Supplied text ::
════════════════════

Mashed intelligence

Tech Focus

As part of an effort to allow military planners to bring more data from varied sources together on one screen, Defense Intelligence Agency officials are taking a mashup approach. Their strategy resembles Google Maps. But DIA’s data and maps are classified, so instead of using Google’s services, the agency created its own system, known as Overwatch.

The application’s developers say they have gone further than any other Internet service by allowing users to easily toggle back and forth among different visualizations of the same data.

“Using these mashup capabilities, we can deliver any combination of information at any time to any user,” said Steven Willett, an information technology specialist at DIA who has been leading Overwatch’s development.

Mashup applications emphasize bringing together the elements of an application within a Web browser rather than relying on server-based integration and aggregation.

Mashups use technology based on JavaScript and Asynchronous JavaScript and Extensible Markup Language, a technique for updating Web pages that eliminates the need to reload the page. By making a client program responsible for aggregating data and displaying the results, a mashup can eliminate the need for a Web server to first collect the data.

However, an enterprise mashup must meet higher standards for security, governance, monitoring and availability. Overwatch does that with a layer of server software that regulates the entire process and provides the client-side code.

The system is based partly on JackBe’s Presto enterprise mashup platform, but DIA also created an independent, government-owned middleware layer written in Java and called the Agile Framework.

So far, the application has been deployed to fewer than 100 users at the Defense Intelligence Operations Coordination Center. Willett said a version of Overwatch will soon reach a broader audience as a publication vehicle for finished intelligence reports distributed through the Defense Department Intelligence Information System (DODIIS).

That expansion was made possible by the proliferation of DIA applications and databases available as Web services for publishing reports or querying applications.

In the past two years, the number of applications accessible as Web services has risen from about 15 percent to 50 percent, Willett said.

“I think this is actually driving the maturation of these services,” said Robert Ware, a DIA IT specialist assigned to the project. “Before, we would have to create a query for each individual. Now, we’re giving them the ability to create it themselves and share it through Overwatch.”

════════════════════

Provided records ::
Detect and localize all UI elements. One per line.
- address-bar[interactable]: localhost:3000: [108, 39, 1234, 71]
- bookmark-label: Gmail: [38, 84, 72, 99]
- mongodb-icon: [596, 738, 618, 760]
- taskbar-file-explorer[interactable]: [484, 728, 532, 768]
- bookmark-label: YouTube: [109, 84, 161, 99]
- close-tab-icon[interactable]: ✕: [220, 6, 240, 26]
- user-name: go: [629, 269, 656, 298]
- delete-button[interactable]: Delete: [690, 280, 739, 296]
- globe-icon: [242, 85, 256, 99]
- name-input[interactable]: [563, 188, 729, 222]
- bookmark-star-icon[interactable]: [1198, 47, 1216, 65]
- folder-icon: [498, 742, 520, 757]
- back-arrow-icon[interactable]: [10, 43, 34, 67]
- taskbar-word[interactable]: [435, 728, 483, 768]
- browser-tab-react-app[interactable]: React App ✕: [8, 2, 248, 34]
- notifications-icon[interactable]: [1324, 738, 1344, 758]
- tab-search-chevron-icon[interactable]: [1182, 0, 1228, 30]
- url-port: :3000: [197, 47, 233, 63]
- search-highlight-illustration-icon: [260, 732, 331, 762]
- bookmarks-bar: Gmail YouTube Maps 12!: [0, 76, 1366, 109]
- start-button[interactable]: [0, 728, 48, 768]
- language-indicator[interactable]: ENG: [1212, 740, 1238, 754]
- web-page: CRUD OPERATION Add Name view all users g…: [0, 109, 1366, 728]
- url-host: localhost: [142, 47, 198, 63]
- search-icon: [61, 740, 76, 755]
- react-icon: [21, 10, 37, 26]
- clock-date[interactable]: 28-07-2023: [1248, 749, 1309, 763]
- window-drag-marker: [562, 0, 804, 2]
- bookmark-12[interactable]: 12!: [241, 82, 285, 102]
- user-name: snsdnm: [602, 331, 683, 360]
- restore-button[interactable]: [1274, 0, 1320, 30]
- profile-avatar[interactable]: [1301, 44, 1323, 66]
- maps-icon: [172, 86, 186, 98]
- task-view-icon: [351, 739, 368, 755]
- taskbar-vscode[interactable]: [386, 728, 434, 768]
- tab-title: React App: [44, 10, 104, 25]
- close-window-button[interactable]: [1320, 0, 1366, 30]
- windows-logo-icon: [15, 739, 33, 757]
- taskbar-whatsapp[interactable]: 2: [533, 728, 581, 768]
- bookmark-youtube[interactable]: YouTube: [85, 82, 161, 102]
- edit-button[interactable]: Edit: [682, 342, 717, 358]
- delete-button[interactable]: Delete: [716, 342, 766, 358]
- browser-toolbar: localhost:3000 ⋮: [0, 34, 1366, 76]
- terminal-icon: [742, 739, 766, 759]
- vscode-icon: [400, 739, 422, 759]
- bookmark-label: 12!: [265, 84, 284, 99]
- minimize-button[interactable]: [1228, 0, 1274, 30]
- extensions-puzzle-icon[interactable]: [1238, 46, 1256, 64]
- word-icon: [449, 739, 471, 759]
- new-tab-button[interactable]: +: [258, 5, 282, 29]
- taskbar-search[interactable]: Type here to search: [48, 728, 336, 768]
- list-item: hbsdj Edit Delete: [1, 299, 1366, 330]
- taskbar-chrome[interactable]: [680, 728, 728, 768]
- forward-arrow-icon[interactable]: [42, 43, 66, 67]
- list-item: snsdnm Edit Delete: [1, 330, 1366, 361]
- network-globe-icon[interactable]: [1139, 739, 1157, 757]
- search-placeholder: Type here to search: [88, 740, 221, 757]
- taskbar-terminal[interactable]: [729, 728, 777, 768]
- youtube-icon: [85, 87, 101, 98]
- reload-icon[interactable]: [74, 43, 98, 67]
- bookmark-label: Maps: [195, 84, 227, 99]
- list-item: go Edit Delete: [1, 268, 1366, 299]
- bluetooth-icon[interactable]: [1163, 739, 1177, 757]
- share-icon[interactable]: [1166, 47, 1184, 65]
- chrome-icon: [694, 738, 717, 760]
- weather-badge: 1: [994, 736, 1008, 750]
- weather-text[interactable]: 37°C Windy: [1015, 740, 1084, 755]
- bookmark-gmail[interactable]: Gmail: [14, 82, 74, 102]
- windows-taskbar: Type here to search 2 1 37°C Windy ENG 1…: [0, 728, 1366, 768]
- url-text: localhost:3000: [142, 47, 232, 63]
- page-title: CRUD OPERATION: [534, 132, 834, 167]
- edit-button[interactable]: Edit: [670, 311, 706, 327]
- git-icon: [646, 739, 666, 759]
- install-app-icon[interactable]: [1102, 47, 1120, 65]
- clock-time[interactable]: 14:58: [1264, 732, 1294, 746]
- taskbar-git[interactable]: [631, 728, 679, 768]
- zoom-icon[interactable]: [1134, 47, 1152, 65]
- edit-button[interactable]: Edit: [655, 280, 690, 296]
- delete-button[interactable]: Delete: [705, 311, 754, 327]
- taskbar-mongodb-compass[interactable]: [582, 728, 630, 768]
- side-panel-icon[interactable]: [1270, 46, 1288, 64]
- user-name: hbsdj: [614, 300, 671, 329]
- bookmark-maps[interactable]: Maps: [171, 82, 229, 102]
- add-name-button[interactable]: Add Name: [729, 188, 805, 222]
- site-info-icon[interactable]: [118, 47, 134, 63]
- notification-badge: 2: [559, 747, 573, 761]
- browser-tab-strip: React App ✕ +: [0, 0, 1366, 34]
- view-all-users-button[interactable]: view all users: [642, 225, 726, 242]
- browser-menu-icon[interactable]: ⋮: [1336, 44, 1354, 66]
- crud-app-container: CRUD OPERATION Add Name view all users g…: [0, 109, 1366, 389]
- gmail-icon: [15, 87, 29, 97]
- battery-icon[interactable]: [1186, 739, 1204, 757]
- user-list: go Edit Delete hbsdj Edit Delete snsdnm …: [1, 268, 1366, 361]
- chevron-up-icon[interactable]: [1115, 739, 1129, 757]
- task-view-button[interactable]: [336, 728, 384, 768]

════════════════════

Task A :: Could you give the stretch of the Overwatch article from "Mashed intelligence" through "the same data." again, with "screen" swapped for "display"?
Task B :: Can you carry on the Overwatch article, starting right after its last sentence?

Answer space A ::
Mashed intelligence

Tech Focus

As part of an effort to allow military planners to bring more data from varied sources together on one display, Defense Intelligence Agency officials are taking a mashup approach. Their strategy resembles Google Maps. But DIA’s data and maps are classified, so instead of using Google’s services, the agency created its own system, known as Overwatch.

The application’s developers say they have gone further than any other Internet service by allowing users to easily toggle back and forth among different visualizations of the same data.

Answer space B ::
John Crupi, chief technology officer at JackBe, said trying to explain how the mashup approach is different is a common problem for his customers. One way the company has addressed that issue is by allowing its mashup software to run as a portlet within another vendor’s portal.

Willett said one of the mashup approach’s primary advantages is the way it incorporates applications and data from visualizations.

He has exploited that feature to change the way DIA adds data and applications to the system, cutting some of the overhead associated with getting them validated and approved. Typically, any application introduced on the DODIIS network must undergo a three- to four-month review and approval process, he said. By getting approval for a common user interface that can display visualizations for a variety of data sources, he has shortened that process. “We went from three months down to two weeks of testing,” Willett said.

Willett calls his approach the Dynamic Data Model View Architecture, a reference to the classic Model-View-Controller concept in which the data and logical model of an application is supposed to be separate from its user interface so that each can be modified independently of the other.

Willett said he aims to make the model/ view relationship dynamic, meaning that the user interface knows how to adapt to display the data that user queries summon.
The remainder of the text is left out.